** To be done **
Write out the whole listing again, exactly as given.
● ● ●
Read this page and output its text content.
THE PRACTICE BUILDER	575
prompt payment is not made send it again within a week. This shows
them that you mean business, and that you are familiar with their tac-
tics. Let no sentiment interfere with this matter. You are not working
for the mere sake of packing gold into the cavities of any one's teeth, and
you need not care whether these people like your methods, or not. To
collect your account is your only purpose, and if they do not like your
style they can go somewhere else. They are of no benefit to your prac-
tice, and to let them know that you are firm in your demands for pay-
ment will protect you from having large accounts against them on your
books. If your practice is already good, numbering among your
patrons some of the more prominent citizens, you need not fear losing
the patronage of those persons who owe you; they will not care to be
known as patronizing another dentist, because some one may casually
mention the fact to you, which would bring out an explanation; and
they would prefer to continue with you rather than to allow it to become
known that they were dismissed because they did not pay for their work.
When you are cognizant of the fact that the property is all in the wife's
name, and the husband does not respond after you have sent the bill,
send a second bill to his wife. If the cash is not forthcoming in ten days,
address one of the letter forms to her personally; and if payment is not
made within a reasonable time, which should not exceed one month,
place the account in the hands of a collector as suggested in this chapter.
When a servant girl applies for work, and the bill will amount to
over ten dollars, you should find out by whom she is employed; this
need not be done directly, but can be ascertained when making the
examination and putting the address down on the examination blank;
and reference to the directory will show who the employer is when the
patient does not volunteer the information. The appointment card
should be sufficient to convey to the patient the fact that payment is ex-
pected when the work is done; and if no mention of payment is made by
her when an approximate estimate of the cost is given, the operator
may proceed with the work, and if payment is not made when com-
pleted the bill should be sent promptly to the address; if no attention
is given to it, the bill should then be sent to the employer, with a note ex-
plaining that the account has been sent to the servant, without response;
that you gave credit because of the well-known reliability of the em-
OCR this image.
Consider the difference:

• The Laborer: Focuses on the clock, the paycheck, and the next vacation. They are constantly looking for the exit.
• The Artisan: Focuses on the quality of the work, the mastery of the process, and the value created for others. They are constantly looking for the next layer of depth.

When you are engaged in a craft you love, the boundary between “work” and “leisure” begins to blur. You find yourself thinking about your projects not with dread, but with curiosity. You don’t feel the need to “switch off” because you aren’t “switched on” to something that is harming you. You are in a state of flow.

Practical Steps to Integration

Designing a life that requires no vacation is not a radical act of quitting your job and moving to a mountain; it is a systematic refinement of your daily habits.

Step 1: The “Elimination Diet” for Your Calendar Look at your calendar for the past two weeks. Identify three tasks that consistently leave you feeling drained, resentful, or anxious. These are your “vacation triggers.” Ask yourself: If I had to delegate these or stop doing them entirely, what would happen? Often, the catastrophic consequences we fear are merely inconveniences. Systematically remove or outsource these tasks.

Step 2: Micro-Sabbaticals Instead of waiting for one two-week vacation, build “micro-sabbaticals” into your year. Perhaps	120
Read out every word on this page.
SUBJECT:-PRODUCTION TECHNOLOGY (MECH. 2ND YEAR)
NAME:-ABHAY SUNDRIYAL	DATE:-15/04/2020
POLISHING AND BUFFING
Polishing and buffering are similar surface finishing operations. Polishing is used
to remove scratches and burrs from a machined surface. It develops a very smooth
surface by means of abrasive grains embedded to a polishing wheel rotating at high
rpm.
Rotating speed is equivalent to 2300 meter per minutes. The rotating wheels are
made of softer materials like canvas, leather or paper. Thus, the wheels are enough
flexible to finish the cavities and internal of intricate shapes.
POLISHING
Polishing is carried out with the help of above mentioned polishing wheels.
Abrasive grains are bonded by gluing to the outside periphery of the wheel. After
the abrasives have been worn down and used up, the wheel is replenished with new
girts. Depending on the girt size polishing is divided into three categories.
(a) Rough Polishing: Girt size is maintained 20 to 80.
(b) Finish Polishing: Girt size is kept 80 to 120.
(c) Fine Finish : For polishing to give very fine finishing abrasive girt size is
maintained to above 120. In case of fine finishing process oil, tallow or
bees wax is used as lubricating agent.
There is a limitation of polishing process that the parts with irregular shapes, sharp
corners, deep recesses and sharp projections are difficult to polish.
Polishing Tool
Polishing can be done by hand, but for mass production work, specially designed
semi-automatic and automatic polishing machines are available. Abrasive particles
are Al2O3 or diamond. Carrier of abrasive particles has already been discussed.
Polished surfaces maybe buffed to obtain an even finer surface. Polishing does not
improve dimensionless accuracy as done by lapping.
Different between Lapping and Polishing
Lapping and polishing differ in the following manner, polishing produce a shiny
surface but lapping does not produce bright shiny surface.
● ● ●
** Solution to this task **
Read this page and output its text content.
THE PRACTICE BUILDER	575
prompt payment is not made send it again within a week. This shows
them that you mean business, and that you are familiar with their tac-
tics. Let no sentiment interfere with this matter. You are not working
for the mere sake of packing gold into the cavities of any one's teeth, and
you need not care whether these people like your methods, or not. To
collect your account is your only purpose, and if they do not like your
style they can go somewhere else. They are of no benefit to your prac-
tice, and to let them know that you are firm in your demands for pay-
ment will protect you from having large accounts against them on your
books. If your practice is already good, numbering among your
patrons some of the more prominent citizens, you need not fear losing
the patronage of those persons who owe you; they will not care to be
known as patronizing another dentist, because some one may casually
mention the fact to you, which would bring out an explanation; and
they would prefer to continue with you rather than to allow it to become
known that they were dismissed because they did not pay for their work.
When you are cognizant of the fact that the property is all in the wife's
name, and the husband does not respond after you have sent the bill,
send a second bill to his wife. If the cash is not forthcoming in ten days,
address one of the letter forms to her personally; and if payment is not
made within a reasonable time, which should not exceed one month,
place the account in the hands of a collector as suggested in this chapter.
When a servant girl applies for work, and the bill will amount to
over ten dollars, you should find out by whom she is employed; this
need not be done directly, but can be ascertained when making the
examination and putting the address down on the examination blank;
and reference to the directory will show who the employer is when the
patient does not volunteer the information. The appointment card
should be sufficient to convey to the patient the fact that payment is ex-
pected when the work is done; and if no mention of payment is made by
her when an approximate estimate of the cost is given, the operator
may proceed with the work, and if payment is not made when com-
pleted the bill should be sent promptly to the address; if no attention
is given to it, the bill should then be sent to the employer, with a note ex-
plaining that the account has been sent to the servant, without response;
that you gave credit because of the well-known reliability of the em-
OCR this image.
Consider the difference:

• The Laborer: Focuses on the clock, the paycheck, and the next vacation. They are constantly looking for the exit.
• The Artisan: Focuses on the quality of the work, the mastery of the process, and the value created for others. They are constantly looking for the next layer of depth.

When you are engaged in a craft you love, the boundary between “work” and “leisure” begins to blur. You find yourself thinking about your projects not with dread, but with curiosity. You don’t feel the need to “switch off” because you aren’t “switched on” to something that is harming you. You are in a state of flow.

Practical Steps to Integration

Designing a life that requires no vacation is not a radical act of quitting your job and moving to a mountain; it is a systematic refinement of your daily habits.

Step 1: The “Elimination Diet” for Your Calendar Look at your calendar for the past two weeks. Identify three tasks that consistently leave you feeling drained, resentful, or anxious. These are your “vacation triggers.” Ask yourself: If I had to delegate these or stop doing them entirely, what would happen? Often, the catastrophic consequences we fear are merely inconveniences. Systematically remove or outsource these tasks.

Step 2: Micro-Sabbaticals Instead of waiting for one two-week vacation, build “micro-sabbaticals” into your year. Perhaps	120
Read out every word on this page.
SUBJECT:-PRODUCTION TECHNOLOGY (MECH. 2ND YEAR)
NAME:-ABHAY SUNDRIYAL	DATE:-15/04/2020
POLISHING AND BUFFING
Polishing and buffering are similar surface finishing operations. Polishing is used
to remove scratches and burrs from a machined surface. It develops a very smooth
surface by means of abrasive grains embedded to a polishing wheel rotating at high
rpm.
Rotating speed is equivalent to 2300 meter per minutes. The rotating wheels are
made of softer materials like canvas, leather or paper. Thus, the wheels are enough
flexible to finish the cavities and internal of intricate shapes.
POLISHING
Polishing is carried out with the help of above mentioned polishing wheels.
Abrasive grains are bonded by gluing to the outside periphery of the wheel. After
the abrasives have been worn down and used up, the wheel is replenished with new
girts. Depending on the girt size polishing is divided into three categories.
(a) Rough Polishing: Girt size is maintained 20 to 80.
(b) Finish Polishing: Girt size is kept 80 to 120.
(c) Fine Finish : For polishing to give very fine finishing abrasive girt size is
maintained to above 120. In case of fine finishing process oil, tallow or
bees wax is used as lubricating agent.
There is a limitation of polishing process that the parts with irregular shapes, sharp
corners, deep recesses and sharp projections are difficult to polish.
Polishing Tool
Polishing can be done by hand, but for mass production work, specially designed
semi-automatic and automatic polishing machines are available. Abrasive particles
are Al2O3 or diamond. Carrier of abrasive particles has already been discussed.
Polished surfaces maybe buffed to obtain an even finer surface. Polishing does not
improve dimensionless accuracy as done by lapping.
Different between Lapping and Polishing
Lapping and polishing differ in the following manner, polishing produce a shiny
surface but lapping does not produce bright shiny surface.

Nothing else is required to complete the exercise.